■ WHAT TO DO: Output every line of the data from the first line through the line containing "333, 196, 358]", inclusive, reproducing each one exactly.

■ THE DATA:
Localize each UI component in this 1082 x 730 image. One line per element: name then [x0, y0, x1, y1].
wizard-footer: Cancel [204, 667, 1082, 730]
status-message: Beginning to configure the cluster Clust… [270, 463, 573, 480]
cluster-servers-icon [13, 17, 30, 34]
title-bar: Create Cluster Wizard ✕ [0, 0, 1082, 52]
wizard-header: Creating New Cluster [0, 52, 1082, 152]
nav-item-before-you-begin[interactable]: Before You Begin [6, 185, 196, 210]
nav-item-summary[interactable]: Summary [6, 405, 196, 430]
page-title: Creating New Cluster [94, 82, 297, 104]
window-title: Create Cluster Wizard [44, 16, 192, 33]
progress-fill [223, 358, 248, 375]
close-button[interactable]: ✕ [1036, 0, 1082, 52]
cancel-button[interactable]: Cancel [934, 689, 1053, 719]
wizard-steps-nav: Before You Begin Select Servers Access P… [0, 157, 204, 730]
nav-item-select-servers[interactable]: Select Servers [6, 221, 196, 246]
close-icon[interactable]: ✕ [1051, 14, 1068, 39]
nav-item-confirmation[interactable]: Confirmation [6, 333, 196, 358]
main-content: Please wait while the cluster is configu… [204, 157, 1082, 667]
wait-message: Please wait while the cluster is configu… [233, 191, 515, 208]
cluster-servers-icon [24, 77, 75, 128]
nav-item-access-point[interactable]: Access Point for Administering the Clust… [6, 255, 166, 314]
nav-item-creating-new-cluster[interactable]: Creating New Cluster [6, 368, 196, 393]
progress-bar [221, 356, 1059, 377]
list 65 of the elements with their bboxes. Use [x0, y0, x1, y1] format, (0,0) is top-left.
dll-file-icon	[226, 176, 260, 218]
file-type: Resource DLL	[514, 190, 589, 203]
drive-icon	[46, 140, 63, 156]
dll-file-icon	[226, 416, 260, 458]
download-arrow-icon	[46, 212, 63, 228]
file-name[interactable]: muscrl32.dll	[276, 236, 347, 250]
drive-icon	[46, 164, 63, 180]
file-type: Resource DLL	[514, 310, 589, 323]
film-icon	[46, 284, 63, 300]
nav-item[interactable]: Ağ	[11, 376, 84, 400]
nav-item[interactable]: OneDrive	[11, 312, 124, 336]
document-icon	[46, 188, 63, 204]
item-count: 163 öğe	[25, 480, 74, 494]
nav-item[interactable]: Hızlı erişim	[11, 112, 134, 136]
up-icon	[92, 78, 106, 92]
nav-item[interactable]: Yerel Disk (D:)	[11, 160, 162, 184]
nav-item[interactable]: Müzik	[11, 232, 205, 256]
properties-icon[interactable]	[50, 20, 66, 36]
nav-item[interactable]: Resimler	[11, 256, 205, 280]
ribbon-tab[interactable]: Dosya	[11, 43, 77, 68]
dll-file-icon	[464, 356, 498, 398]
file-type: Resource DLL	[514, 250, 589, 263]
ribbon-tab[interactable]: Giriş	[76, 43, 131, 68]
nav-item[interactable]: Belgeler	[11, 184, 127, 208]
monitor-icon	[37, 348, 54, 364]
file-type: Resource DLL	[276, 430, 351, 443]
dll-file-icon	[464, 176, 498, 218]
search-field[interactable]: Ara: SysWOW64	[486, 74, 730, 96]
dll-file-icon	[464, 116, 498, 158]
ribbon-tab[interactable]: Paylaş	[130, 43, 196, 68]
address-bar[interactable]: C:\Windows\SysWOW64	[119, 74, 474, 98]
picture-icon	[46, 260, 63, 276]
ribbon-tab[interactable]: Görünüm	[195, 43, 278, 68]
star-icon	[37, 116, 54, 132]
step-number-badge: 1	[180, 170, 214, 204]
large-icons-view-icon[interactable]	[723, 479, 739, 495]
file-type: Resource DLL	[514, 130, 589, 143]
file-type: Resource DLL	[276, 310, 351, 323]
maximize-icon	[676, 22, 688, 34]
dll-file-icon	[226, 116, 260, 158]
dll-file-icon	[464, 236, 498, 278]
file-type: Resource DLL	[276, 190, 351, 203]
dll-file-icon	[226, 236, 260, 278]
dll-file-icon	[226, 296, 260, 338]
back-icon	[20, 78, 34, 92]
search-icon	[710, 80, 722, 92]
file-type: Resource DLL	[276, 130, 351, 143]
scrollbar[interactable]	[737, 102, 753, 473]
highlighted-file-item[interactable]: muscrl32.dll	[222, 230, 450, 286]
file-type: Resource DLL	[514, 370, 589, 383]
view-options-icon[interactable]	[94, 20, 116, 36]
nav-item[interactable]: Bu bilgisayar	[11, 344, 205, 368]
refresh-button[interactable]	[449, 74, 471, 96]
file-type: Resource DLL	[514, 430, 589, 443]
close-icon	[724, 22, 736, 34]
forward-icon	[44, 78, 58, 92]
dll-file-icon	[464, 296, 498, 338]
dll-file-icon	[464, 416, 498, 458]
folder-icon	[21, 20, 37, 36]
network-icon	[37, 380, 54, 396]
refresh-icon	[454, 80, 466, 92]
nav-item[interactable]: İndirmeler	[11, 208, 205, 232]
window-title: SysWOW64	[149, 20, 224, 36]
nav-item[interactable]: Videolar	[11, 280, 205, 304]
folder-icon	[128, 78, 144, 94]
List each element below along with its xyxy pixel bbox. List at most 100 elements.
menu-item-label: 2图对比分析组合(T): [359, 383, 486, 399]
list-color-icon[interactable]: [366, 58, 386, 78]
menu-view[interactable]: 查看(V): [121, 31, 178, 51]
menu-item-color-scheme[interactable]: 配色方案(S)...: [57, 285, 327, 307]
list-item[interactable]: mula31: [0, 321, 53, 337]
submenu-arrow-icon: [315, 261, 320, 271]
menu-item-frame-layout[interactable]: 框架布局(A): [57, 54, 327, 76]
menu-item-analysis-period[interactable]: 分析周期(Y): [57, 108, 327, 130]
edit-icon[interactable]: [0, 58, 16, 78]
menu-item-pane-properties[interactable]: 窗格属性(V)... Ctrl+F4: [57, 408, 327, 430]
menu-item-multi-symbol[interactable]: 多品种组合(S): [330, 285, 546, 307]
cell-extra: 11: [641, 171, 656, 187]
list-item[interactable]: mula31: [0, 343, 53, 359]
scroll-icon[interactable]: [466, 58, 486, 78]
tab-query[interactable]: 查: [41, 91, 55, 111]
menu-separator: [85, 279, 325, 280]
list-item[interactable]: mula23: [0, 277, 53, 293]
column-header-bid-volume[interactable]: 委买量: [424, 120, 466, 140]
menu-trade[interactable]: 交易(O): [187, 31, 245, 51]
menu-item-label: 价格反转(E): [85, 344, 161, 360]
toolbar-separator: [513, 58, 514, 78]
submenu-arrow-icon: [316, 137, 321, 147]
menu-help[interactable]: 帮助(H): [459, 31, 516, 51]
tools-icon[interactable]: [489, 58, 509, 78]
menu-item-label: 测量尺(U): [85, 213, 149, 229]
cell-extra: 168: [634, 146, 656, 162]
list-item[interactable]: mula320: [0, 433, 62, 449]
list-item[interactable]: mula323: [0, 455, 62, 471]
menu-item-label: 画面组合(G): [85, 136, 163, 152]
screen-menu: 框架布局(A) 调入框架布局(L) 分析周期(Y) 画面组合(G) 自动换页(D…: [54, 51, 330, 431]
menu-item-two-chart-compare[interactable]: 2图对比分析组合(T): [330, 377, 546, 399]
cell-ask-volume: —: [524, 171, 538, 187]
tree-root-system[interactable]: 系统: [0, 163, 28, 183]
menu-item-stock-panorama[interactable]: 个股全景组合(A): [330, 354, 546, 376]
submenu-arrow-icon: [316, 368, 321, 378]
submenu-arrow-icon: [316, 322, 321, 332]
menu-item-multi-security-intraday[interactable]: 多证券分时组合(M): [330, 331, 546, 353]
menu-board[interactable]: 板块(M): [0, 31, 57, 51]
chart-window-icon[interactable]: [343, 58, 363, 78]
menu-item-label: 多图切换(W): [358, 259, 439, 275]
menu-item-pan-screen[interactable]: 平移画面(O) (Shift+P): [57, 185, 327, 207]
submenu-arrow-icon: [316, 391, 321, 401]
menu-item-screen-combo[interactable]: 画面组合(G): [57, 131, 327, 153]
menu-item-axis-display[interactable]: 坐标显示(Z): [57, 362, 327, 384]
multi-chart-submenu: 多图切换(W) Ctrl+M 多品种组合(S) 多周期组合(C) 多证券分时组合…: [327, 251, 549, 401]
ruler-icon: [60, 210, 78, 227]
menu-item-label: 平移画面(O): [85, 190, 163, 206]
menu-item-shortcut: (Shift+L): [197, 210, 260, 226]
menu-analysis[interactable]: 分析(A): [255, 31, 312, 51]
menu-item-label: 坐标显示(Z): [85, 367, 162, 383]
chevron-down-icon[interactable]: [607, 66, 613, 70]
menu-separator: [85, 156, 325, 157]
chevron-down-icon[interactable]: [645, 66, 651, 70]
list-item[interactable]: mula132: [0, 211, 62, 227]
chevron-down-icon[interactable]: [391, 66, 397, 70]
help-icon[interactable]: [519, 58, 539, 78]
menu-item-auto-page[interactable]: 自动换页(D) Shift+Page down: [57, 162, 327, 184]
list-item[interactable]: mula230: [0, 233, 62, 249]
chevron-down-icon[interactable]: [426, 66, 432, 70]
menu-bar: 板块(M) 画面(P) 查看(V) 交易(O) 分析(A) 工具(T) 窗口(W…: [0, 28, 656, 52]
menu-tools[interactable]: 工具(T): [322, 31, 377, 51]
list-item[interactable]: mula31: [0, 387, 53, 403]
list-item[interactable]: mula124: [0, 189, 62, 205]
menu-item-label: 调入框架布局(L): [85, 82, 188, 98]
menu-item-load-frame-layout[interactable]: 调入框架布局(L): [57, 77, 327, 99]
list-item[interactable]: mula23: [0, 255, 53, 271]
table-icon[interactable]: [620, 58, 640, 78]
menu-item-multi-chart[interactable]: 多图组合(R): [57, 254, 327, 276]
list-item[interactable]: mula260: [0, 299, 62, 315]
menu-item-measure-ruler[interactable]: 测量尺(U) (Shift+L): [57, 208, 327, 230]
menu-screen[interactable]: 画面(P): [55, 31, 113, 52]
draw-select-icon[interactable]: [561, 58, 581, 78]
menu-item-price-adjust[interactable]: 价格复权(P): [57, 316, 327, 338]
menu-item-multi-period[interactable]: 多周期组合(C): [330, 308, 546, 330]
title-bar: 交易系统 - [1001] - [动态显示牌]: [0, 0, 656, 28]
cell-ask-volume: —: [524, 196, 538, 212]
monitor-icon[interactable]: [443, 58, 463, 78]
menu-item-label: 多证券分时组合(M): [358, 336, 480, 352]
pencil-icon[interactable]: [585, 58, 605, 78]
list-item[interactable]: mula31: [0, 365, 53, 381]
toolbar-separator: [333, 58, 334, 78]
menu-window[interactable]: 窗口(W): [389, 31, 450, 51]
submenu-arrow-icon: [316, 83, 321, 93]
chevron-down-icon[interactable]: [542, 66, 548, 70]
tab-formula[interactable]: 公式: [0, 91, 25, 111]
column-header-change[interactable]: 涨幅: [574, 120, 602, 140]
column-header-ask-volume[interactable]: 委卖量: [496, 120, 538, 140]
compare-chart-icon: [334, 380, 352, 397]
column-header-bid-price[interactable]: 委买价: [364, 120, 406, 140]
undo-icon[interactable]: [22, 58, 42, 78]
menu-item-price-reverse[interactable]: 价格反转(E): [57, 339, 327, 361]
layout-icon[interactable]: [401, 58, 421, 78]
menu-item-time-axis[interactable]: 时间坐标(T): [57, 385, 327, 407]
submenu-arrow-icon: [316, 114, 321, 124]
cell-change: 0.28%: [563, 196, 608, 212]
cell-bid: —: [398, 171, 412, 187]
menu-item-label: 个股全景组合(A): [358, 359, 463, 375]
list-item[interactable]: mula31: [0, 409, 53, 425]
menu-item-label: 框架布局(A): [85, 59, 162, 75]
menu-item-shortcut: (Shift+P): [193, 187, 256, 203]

■ TASK OUTPUT:
Localize each UI component in this 1082 x 730 image. One line per element: name then [x0, y0, x1, y1].
wizard-footer: Cancel [204, 667, 1082, 730]
status-message: Beginning to configure the cluster Clust… [270, 463, 573, 480]
cluster-servers-icon [13, 17, 30, 34]
title-bar: Create Cluster Wizard ✕ [0, 0, 1082, 52]
wizard-header: Creating New Cluster [0, 52, 1082, 152]
nav-item-before-you-begin[interactable]: Before You Begin [6, 185, 196, 210]
nav-item-summary[interactable]: Summary [6, 405, 196, 430]
page-title: Creating New Cluster [94, 82, 297, 104]
window-title: Create Cluster Wizard [44, 16, 192, 33]
progress-fill [223, 358, 248, 375]
close-button[interactable]: ✕ [1036, 0, 1082, 52]
cancel-button[interactable]: Cancel [934, 689, 1053, 719]
wizard-steps-nav: Before You Begin Select Servers Access P… [0, 157, 204, 730]
nav-item-select-servers[interactable]: Select Servers [6, 221, 196, 246]
close-icon[interactable]: ✕ [1051, 14, 1068, 39]
nav-item-confirmation[interactable]: Confirmation [6, 333, 196, 358]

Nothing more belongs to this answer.